▸ **What this task involves**: Pick out the lines below that include the string "JSON".
-- Start of Input data --
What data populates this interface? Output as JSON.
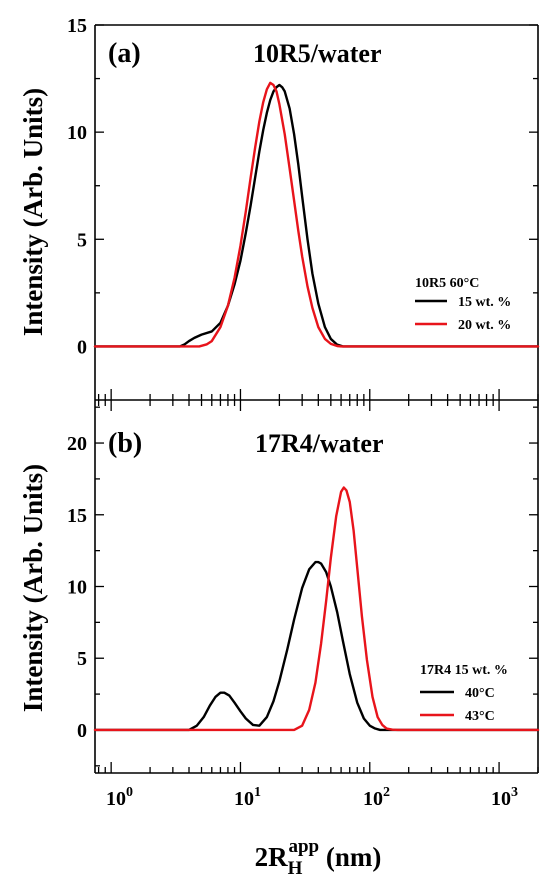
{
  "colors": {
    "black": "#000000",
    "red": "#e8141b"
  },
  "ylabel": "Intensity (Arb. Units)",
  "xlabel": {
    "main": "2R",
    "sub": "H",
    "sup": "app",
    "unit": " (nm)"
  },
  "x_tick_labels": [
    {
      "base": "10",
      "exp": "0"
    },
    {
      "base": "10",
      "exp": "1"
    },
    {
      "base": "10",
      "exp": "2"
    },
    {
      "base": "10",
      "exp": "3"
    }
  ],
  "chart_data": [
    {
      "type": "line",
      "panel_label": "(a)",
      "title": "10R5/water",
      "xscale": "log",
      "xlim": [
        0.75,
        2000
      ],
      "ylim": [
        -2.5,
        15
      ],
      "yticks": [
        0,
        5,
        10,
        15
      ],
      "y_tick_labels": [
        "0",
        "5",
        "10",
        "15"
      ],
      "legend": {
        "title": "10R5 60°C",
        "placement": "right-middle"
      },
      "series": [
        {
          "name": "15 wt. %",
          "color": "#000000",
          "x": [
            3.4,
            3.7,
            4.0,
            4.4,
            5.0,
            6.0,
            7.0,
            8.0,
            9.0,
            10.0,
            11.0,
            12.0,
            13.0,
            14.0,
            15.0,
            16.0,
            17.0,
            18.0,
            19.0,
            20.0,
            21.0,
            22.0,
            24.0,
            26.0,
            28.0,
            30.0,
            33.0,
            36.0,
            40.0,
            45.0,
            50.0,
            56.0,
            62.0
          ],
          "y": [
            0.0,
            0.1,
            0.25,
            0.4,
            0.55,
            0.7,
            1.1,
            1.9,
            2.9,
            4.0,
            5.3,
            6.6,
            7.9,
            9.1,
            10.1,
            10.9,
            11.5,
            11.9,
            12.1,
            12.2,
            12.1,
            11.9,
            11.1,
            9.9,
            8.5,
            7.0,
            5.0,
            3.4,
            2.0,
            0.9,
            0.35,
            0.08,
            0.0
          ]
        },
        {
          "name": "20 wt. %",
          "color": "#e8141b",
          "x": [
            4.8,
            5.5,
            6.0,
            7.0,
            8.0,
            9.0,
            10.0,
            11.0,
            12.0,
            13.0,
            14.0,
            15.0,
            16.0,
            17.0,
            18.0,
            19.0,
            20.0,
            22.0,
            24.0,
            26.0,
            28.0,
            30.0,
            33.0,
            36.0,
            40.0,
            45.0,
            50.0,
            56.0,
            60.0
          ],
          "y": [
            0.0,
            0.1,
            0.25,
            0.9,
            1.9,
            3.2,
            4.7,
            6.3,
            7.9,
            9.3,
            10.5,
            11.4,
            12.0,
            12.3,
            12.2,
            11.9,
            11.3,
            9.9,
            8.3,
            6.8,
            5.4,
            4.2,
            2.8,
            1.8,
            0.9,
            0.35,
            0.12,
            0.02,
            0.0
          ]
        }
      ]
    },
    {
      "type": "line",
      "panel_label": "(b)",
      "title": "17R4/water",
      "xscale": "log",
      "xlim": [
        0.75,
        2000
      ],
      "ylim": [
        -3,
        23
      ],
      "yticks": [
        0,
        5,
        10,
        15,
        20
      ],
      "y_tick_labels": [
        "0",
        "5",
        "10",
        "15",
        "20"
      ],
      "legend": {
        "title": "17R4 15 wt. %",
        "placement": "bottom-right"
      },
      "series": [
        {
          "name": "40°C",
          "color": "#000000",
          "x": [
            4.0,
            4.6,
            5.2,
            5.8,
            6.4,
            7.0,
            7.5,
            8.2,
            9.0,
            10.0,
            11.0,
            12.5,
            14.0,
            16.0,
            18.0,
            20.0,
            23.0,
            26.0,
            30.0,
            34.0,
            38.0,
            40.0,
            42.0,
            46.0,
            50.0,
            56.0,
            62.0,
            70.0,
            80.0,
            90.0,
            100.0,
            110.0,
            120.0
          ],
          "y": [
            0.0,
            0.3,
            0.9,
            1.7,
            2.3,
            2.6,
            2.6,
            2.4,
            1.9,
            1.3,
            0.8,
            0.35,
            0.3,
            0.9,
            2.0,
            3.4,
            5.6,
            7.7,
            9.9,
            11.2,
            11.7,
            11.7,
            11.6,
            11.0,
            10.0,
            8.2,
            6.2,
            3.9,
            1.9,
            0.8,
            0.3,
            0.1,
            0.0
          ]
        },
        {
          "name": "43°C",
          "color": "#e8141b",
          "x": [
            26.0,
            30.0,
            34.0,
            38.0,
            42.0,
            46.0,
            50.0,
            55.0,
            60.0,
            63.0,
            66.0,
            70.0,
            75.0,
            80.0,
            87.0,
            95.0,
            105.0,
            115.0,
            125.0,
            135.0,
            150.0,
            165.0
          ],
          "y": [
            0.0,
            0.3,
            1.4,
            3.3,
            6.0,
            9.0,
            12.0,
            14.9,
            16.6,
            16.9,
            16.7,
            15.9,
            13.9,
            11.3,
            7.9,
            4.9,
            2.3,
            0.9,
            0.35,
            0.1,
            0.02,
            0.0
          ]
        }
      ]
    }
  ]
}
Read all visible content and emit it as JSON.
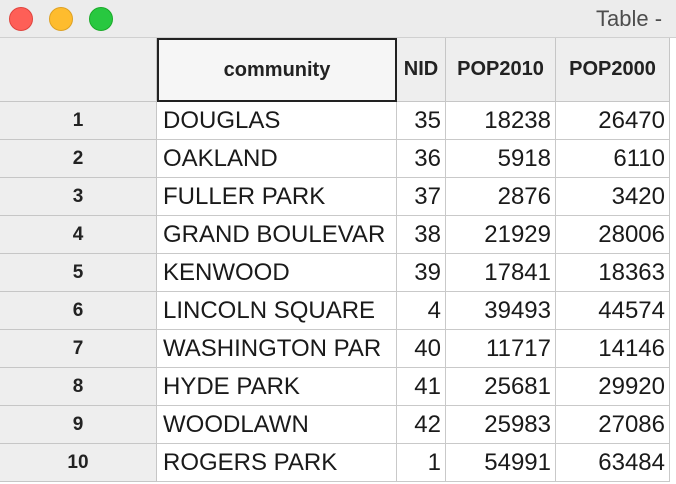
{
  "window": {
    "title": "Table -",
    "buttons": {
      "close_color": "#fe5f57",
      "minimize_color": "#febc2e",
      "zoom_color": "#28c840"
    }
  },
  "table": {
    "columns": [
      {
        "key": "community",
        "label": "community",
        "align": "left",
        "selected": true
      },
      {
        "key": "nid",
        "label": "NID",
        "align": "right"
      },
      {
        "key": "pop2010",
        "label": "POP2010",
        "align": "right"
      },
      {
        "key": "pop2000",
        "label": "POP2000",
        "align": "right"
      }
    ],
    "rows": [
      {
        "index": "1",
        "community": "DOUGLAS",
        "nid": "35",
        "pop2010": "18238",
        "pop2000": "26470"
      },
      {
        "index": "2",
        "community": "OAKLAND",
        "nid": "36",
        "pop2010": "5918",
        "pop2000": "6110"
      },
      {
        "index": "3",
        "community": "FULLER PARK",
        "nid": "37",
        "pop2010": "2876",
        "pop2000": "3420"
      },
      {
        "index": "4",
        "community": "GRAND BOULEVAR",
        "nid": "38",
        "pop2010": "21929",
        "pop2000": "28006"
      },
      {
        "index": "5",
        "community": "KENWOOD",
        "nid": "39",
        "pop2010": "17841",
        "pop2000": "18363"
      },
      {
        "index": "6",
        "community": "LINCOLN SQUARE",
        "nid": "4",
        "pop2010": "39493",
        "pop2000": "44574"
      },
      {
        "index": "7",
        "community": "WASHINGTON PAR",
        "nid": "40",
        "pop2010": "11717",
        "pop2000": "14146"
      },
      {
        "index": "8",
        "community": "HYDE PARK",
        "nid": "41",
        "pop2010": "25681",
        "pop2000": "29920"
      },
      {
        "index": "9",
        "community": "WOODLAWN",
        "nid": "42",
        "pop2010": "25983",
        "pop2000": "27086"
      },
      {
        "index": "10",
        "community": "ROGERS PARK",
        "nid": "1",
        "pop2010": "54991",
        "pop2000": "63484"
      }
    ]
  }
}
-- End of Input data --
▸ **Response to the task**:
What data populates this interface? Output as JSON.
Read all visible content and emit it as JSON.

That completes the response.